Start of Source records

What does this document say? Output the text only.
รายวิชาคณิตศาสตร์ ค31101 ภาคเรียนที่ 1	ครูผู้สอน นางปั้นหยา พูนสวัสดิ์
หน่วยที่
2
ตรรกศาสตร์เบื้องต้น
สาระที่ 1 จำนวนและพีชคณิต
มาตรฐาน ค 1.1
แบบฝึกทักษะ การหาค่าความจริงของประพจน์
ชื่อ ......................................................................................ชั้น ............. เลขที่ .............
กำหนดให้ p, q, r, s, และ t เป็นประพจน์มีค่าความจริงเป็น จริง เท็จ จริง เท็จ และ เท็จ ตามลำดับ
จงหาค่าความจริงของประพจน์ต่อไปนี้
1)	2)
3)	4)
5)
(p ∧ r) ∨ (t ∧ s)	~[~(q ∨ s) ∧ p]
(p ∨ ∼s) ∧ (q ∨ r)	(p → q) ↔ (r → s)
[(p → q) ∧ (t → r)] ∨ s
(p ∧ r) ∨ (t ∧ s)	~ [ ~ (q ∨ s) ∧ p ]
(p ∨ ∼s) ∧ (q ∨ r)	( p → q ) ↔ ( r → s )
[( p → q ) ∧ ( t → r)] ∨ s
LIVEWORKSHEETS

End of Source records

Work out the count of lines containing the word "าความจร", then write only that count.

- [Complete output]: 3